■ What to produce: Copy out every line that contains the word "Month".

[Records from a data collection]

★ ★ ★ ★ ★ ★ ★

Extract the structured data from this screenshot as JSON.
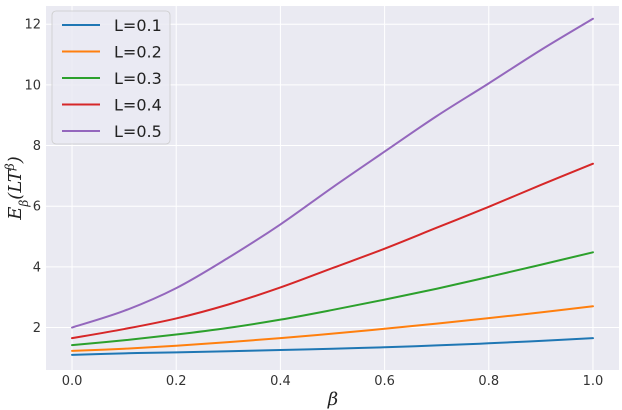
{
  "chart_data": {
    "type": "line",
    "title": "",
    "xlabel": "β",
    "ylabel": "E_β(LT^β)",
    "xlim": [
      -0.05,
      1.05
    ],
    "ylim": [
      0.6,
      12.6
    ],
    "x_ticks": [
      0.0,
      0.2,
      0.4,
      0.6,
      0.8,
      1.0
    ],
    "x_tick_labels": [
      "0.0",
      "0.2",
      "0.4",
      "0.6",
      "0.8",
      "1.0"
    ],
    "y_ticks": [
      2,
      4,
      6,
      8,
      10,
      12
    ],
    "y_tick_labels": [
      "2",
      "4",
      "6",
      "8",
      "10",
      "12"
    ],
    "grid": true,
    "legend_position": "top-left",
    "x": [
      0.0,
      0.1,
      0.2,
      0.3,
      0.4,
      0.5,
      0.6,
      0.7,
      0.8,
      0.9,
      1.0
    ],
    "series": [
      {
        "name": "L=0.1",
        "color": "#1f77b4",
        "values": [
          1.1,
          1.15,
          1.18,
          1.22,
          1.26,
          1.3,
          1.35,
          1.41,
          1.48,
          1.56,
          1.65
        ]
      },
      {
        "name": "L=0.2",
        "color": "#ff7f0e",
        "values": [
          1.23,
          1.3,
          1.4,
          1.52,
          1.65,
          1.8,
          1.96,
          2.13,
          2.31,
          2.5,
          2.7
        ]
      },
      {
        "name": "L=0.3",
        "color": "#2ca02c",
        "values": [
          1.42,
          1.58,
          1.77,
          1.99,
          2.26,
          2.58,
          2.92,
          3.28,
          3.67,
          4.07,
          4.48
        ]
      },
      {
        "name": "L=0.4",
        "color": "#d62728",
        "values": [
          1.65,
          1.95,
          2.3,
          2.76,
          3.32,
          3.96,
          4.6,
          5.29,
          5.98,
          6.7,
          7.4
        ]
      },
      {
        "name": "L=0.5",
        "color": "#9467bd",
        "values": [
          2.0,
          2.55,
          3.3,
          4.3,
          5.4,
          6.62,
          7.8,
          8.97,
          10.05,
          11.15,
          12.18
        ]
      }
    ]
  }
}
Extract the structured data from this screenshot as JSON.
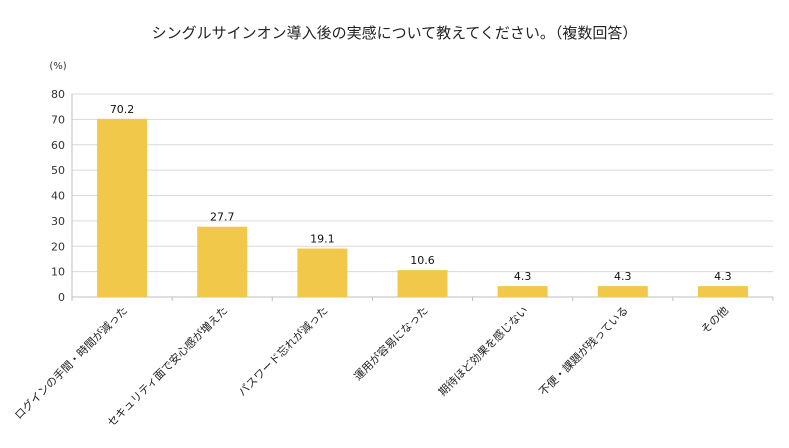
{
  "chart_data": {
    "type": "bar",
    "title": "シングルサインオン導入後の実感について教えてください。（複数回答）",
    "ylabel": "(%)",
    "xlabel": "",
    "categories": [
      "ログインの手間・時間が減った",
      "セキュリティ面で安心感が増えた",
      "パスワード忘れが減った",
      "運用が容易になった",
      "期待ほど効果を感じない",
      "不便・課題が残っている",
      "その他"
    ],
    "values": [
      70.2,
      27.7,
      19.1,
      10.6,
      4.3,
      4.3,
      4.3
    ],
    "ylim": [
      0,
      80
    ],
    "yticks": [
      0,
      10,
      20,
      30,
      40,
      50,
      60,
      70,
      80
    ],
    "grid": true,
    "legend": "none",
    "bar_color": "#f2c84b",
    "grid_color": "#d9d9d9",
    "axis_color": "#bfbfbf"
  }
}
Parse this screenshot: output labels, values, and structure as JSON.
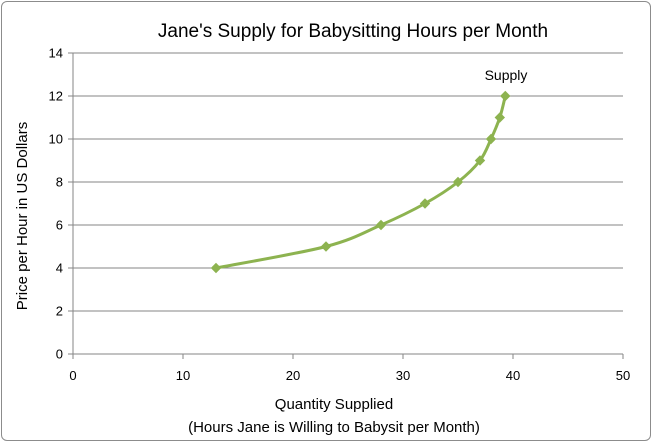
{
  "chart_data": {
    "type": "line",
    "title": "Jane's Supply for Babysitting Hours per Month",
    "xlabel": "Quantity Supplied",
    "xlabel_sub": "(Hours Jane is Willing to Babysit per Month)",
    "ylabel": "Price per Hour in US Dollars",
    "xlim": [
      0,
      50
    ],
    "ylim": [
      0,
      14
    ],
    "xticks": [
      0,
      10,
      20,
      30,
      40,
      50
    ],
    "yticks": [
      0,
      2,
      4,
      6,
      8,
      10,
      12,
      14
    ],
    "grid": "horizontal",
    "legend": "none",
    "annotation": "Supply",
    "series": [
      {
        "name": "Supply",
        "color": "#8db350",
        "points": [
          {
            "x": 13,
            "y": 4
          },
          {
            "x": 23,
            "y": 5
          },
          {
            "x": 28,
            "y": 6
          },
          {
            "x": 32,
            "y": 7
          },
          {
            "x": 35,
            "y": 8
          },
          {
            "x": 37,
            "y": 9
          },
          {
            "x": 38,
            "y": 10
          },
          {
            "x": 38.8,
            "y": 11
          },
          {
            "x": 39.3,
            "y": 12
          }
        ]
      }
    ]
  }
}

★ ★ ★ ★ ★ ★ ★

■ Response below:
    "title": "Jane's Supply for Babysitting Hours per Month",
    "xlabel_sub": "(Hours Jane is Willing to Babysit per Month)",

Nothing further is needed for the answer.